#### EXCERPT TO READ:
Weekend Family () is a French comedy streaming television series for children and teenagers, which is produced by Elephant International for the Walt Disney Company. The series premiered on February 23, 2022, on Disney+ in select countries.

In July 2022, the series was renewed for a second season.

Plot  
Fred is the fun and irresistible father of a very diverse family. As a perpetual joker, he tries to be a good father to his daughters Clara (15 years), Victoire (12 years) and Romy (9 years), for whom he only takes custody on weekends. Although his daughters' mothers love Fred, Laurence, Marie-Ange and Helena all had good reasons to leave him. The mothers are never far away, and neither is Stan, Fred's best friend. When Fred falls madly in love with Emmanuelle, a Québécois woman living in Paris who studied child psychology and is doing her doctorate, a new phase in life begins for both of them. Emmanuelle, who cannot always rely on the advice of her best friend Cora, has to break away from books and theory every weekend in order to get along with her new family, including Fred's ex-partners.

#### TO DO:
1 - Reproduce the passage from the Weekend Family description verbatim, from "Weekend Family ()" up to and including "a second season.".
2 - Proceed with the Weekend Family description, continuing it from the point where it stops.

#### INFORMATION SHOWN:

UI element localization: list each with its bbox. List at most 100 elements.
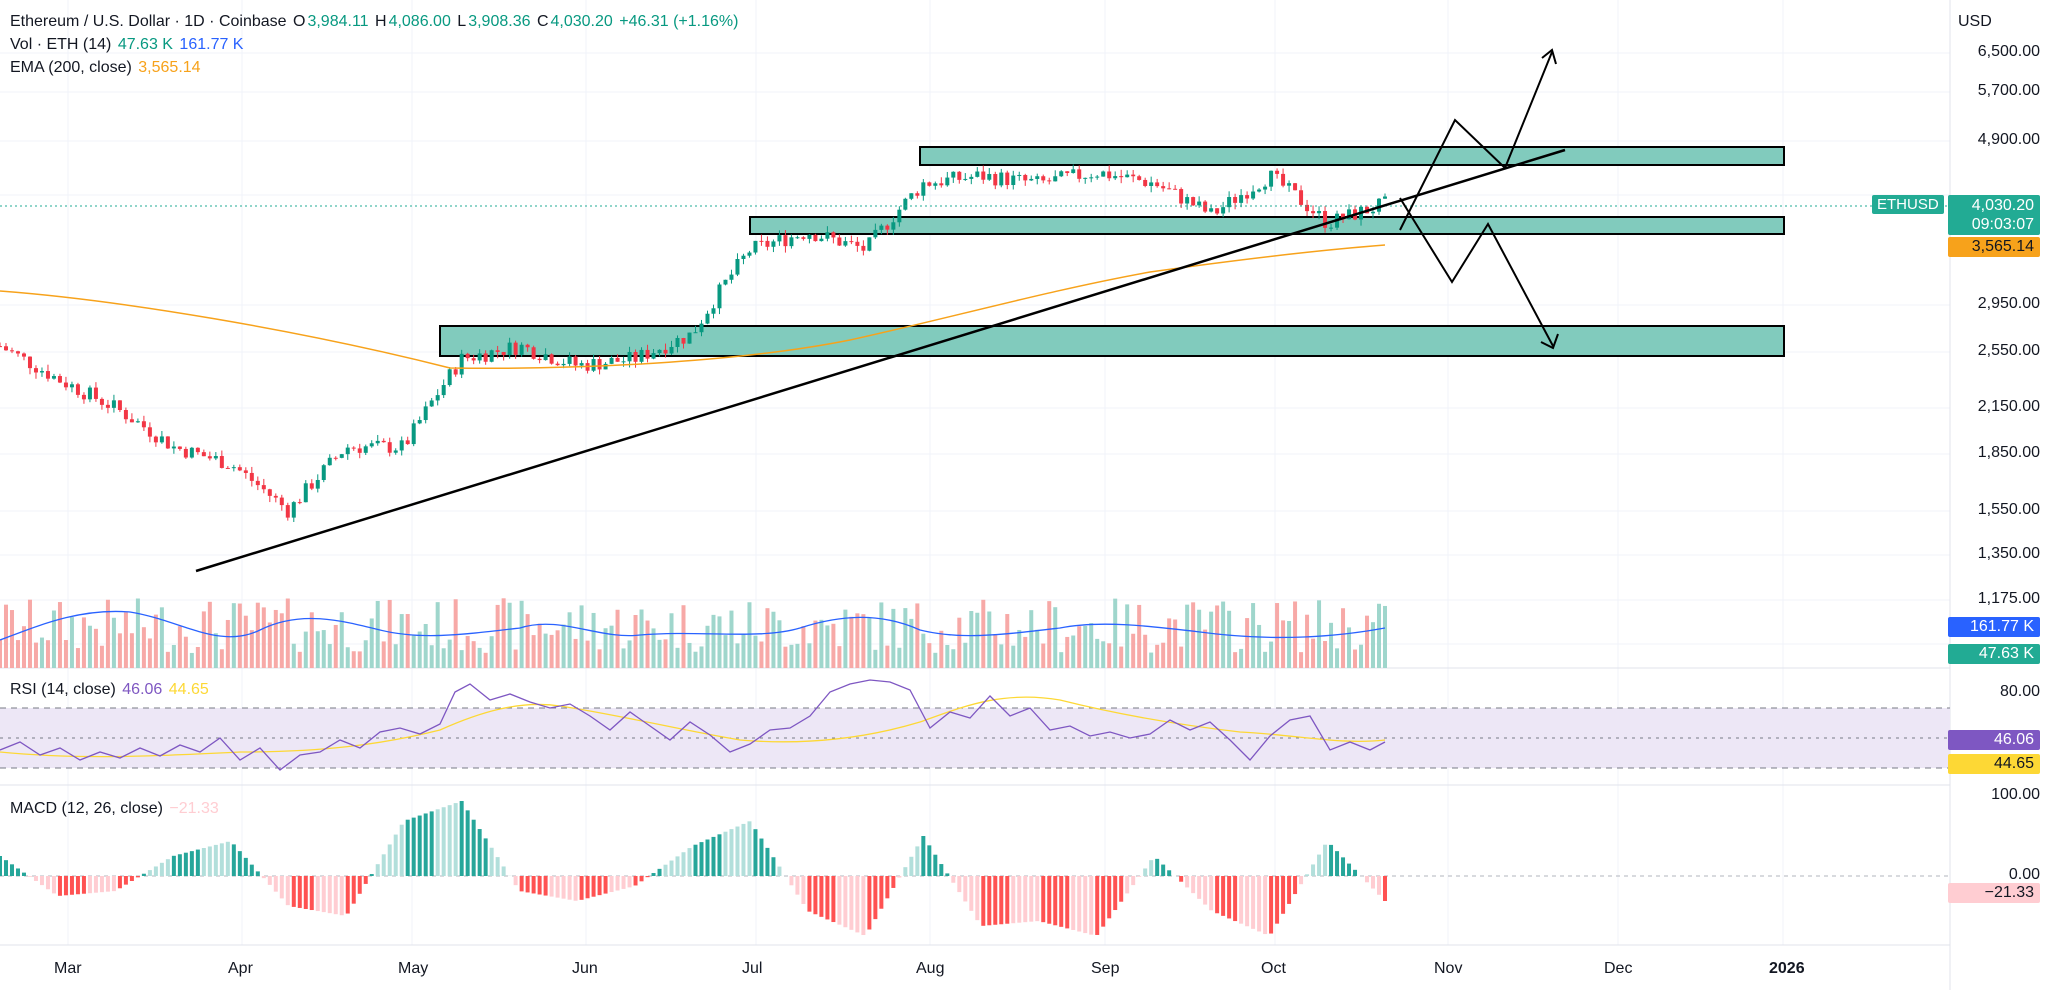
macd-bar	[1329, 844, 1334, 876]
candles	[0, 164, 1387, 522]
macd-bar	[585, 876, 590, 899]
macd-bar	[1191, 876, 1196, 894]
macd-bar	[633, 876, 638, 886]
candle-body	[813, 234, 818, 242]
macd-bar	[1005, 876, 1010, 924]
macd-bar	[309, 876, 314, 911]
candle-body	[273, 495, 278, 498]
volume-bar	[1029, 610, 1034, 668]
time-label: May	[398, 960, 429, 977]
ema-legend[interactable]: EMA (200, close) 3,565.14	[10, 57, 203, 79]
volume-bar	[1347, 627, 1352, 668]
candle-body	[1215, 208, 1220, 214]
volume-legend[interactable]: Vol · ETH (14) 47.63 K 161.77 K	[10, 34, 245, 56]
volume-bar	[813, 620, 818, 668]
volume-bar	[945, 644, 950, 668]
volume-bar	[1341, 608, 1346, 668]
rsi-legend[interactable]: RSI (14, close) 46.06 44.65	[10, 679, 211, 701]
candle-body	[411, 423, 416, 445]
volume-bar	[399, 614, 404, 668]
volume-bar	[1329, 622, 1334, 668]
macd-bar	[525, 876, 530, 893]
volume-bar	[1323, 641, 1328, 668]
projection-up-path[interactable]	[1399, 51, 1553, 231]
candle-body	[699, 323, 704, 333]
volume-bar	[1017, 629, 1022, 668]
macd-bar	[711, 836, 716, 876]
candle-body	[393, 450, 398, 453]
macd-bar	[591, 876, 596, 897]
volume-bar	[513, 649, 518, 668]
macd-bar	[885, 876, 890, 899]
support-zone[interactable]	[439, 325, 1785, 357]
candle-body	[687, 332, 692, 344]
candle-body	[549, 354, 554, 364]
time-label: 2026	[1769, 960, 1805, 977]
volume-bar	[495, 604, 500, 668]
volume-bar	[651, 628, 656, 668]
time-label: Dec	[1604, 960, 1633, 977]
candle-body	[9, 350, 14, 352]
price-badge: 4,030.20 09:03:07	[1948, 195, 2040, 235]
volume-bar	[549, 634, 554, 668]
price-tick: 1,175.00	[1977, 590, 2040, 607]
candle-body	[183, 448, 188, 458]
volume-bar	[165, 651, 170, 668]
candle-body	[531, 347, 536, 359]
candle-body	[621, 361, 626, 363]
candle-body	[741, 255, 746, 260]
volume-bar	[279, 613, 284, 668]
candle-body	[1287, 183, 1292, 186]
volume-bar	[369, 618, 374, 668]
volume-bar	[441, 648, 446, 668]
macd-legend[interactable]: MACD (12, 26, close) −21.33	[10, 798, 221, 820]
currency-label[interactable]: USD	[1958, 13, 1992, 30]
volume-bar	[957, 617, 962, 668]
volume-bar	[351, 651, 356, 668]
candle-body	[351, 447, 356, 449]
macd-bar	[357, 876, 362, 894]
macd-bar	[1125, 876, 1130, 894]
macd-bar	[549, 876, 554, 897]
middle-zone[interactable]	[749, 216, 1785, 235]
candle-body	[117, 400, 122, 411]
candle-body	[285, 505, 290, 518]
macd-bar	[273, 876, 278, 892]
macd-bar	[339, 876, 344, 916]
candle-body	[945, 177, 950, 186]
macd-bar	[87, 876, 92, 894]
volume-bar	[603, 628, 608, 668]
candle-body	[951, 171, 956, 178]
candle-body	[957, 171, 962, 180]
volume-bar	[609, 625, 614, 668]
macd-bar	[945, 873, 950, 876]
candle-body	[207, 456, 212, 459]
volume-bar	[555, 630, 560, 668]
macd-bar	[855, 876, 860, 933]
volume-bar	[1359, 644, 1364, 668]
trendline[interactable]	[195, 148, 1566, 573]
volume-bar	[1263, 651, 1268, 668]
volume-bar	[1095, 638, 1100, 668]
candle-body	[189, 447, 194, 458]
macd-bar	[669, 860, 674, 876]
price-tick: 6,500.00	[1977, 43, 2040, 60]
candle-body	[597, 359, 602, 370]
macd-bar	[903, 867, 908, 876]
price-tick: 4,900.00	[1977, 131, 2040, 148]
candle-body	[291, 502, 296, 518]
macd-bar	[81, 876, 86, 894]
macd-axis-zero: 0.00	[2008, 866, 2040, 883]
candle-body	[87, 387, 92, 400]
symbol-legend[interactable]: Ethereum / U.S. Dollar · 1D · Coinbase O…	[10, 11, 740, 33]
volume-bar	[51, 610, 56, 668]
macd-bar	[1053, 876, 1058, 926]
candle-body	[237, 467, 242, 471]
projection-down-path[interactable]	[1399, 197, 1554, 347]
volume-bar	[135, 598, 140, 668]
macd-bar	[51, 876, 56, 894]
candle-body	[321, 465, 326, 480]
volume-bar	[345, 647, 350, 668]
resistance-zone[interactable]	[919, 146, 1785, 166]
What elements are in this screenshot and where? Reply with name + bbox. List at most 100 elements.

#### OUTPUTS FOR THE TASKS:
1 -
Weekend Family () is a French comedy streaming television series for children and teenagers, which is produced by Elephant International for the Walt Disney Company. The series premiered on February 23, 2022, on Disney+ in select countries.

In July 2022, the series was renewed for a second season.

2 -
Cast

Episodes

Season 1 (2022)

Special (2022)

Release 
The series premiered on February 23, 2022, on Disney+ in France, Canada, Benelux, Scandinavia, Spain, Portugal, Australia, New Zealand, Singapore, Hong Kong and Taiwan (including Disney+ Hotstar in Indonesia, Malaysia and Thailand). The series debuted in the US, UK, Ireland and Italy on March 9, 2022.

Reception 
Joel Keller of Decider found the chemistry between the characters uplifting across their relationships, stating that it succeeds to avoid the portrayal of excessive and trite responses provided by other sitcoms, while complimenting the humor and the character development. Joly Herman of Common Sense Media rated the series 4 out of 5 stars, praised the show for its promotion of love and acceptance, found that the series depicts different positive role models, and complimented the diversity of the characters.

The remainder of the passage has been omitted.